Data extracted from a collection:
-- BEGIN --
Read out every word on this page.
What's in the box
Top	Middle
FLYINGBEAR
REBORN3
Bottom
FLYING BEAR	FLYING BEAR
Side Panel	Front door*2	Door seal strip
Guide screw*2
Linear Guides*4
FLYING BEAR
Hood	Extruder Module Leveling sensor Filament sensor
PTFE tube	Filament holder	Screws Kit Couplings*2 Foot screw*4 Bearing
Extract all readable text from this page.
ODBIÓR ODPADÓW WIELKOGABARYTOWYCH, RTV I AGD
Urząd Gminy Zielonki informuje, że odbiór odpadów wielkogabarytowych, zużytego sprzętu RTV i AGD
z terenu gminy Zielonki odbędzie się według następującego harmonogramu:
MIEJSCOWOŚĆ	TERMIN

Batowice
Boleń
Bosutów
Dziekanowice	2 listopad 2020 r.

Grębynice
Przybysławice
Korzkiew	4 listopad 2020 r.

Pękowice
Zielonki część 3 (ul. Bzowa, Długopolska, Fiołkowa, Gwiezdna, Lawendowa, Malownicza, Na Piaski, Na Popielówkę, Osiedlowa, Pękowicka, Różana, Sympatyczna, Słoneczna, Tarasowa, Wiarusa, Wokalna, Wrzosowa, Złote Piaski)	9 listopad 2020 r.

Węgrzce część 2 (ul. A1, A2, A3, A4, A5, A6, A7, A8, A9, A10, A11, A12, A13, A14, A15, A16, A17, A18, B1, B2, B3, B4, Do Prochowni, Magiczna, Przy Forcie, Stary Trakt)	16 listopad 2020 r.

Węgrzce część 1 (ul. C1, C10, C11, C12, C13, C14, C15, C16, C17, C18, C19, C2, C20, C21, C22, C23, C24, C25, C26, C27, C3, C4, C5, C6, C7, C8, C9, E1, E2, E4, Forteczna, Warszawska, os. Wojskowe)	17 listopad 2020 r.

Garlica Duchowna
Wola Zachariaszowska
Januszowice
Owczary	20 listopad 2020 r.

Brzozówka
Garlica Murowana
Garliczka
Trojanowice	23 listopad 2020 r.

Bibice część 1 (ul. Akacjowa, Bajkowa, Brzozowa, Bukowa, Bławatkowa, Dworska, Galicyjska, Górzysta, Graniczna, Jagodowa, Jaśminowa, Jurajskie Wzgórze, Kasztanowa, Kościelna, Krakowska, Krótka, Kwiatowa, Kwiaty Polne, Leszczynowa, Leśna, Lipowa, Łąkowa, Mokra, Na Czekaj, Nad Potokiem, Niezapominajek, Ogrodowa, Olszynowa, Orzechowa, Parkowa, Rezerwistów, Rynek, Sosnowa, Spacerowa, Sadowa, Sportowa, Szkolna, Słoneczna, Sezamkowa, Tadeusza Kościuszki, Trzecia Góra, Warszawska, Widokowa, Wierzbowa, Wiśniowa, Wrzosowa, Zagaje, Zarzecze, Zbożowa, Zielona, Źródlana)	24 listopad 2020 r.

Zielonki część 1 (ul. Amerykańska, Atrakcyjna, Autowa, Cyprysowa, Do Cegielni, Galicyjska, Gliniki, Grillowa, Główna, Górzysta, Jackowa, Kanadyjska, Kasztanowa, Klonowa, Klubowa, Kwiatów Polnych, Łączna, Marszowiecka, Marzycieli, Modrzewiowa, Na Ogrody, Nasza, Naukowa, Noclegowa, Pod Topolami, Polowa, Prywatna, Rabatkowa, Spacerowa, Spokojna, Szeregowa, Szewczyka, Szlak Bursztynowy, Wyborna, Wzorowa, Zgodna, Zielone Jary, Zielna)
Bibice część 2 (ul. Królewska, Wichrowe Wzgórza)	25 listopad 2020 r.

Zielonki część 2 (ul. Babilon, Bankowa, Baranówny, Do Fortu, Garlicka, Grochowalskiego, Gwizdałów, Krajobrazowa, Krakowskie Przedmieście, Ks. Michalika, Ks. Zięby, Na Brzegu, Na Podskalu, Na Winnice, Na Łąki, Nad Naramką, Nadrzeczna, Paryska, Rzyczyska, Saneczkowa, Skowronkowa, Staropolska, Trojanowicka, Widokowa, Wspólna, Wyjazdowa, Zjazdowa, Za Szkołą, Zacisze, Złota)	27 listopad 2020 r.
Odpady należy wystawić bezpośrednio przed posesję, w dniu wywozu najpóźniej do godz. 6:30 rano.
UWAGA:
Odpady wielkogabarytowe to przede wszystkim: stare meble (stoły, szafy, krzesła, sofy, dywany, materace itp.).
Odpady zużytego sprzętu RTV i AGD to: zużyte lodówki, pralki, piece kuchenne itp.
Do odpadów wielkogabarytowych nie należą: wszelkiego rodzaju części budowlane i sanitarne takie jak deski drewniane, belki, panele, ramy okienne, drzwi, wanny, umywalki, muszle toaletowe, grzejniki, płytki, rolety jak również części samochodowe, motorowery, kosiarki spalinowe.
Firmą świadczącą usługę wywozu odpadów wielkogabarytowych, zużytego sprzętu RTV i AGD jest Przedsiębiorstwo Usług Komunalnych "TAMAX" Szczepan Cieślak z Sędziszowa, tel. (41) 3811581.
-- END --
Extract, from the material above, each line holding the word "zużytego".

Urząd Gminy Zielonki informuje, że odbiór odpadów wielkogabarytowych, zużytego sprzętu RTV i AGD
Odpady zużytego sprzętu RTV i AGD to: zużyte lodówki, pralki, piece kuchenne itp.
Firmą świadczącą usługę wywozu odpadów wielkogabarytowych, zużytego sprzętu RTV i AGD jest Przedsiębiorstwo Usług Komunalnych "TAMAX" Szczepan Cieślak z Sędziszowa, tel. (41) 3811581.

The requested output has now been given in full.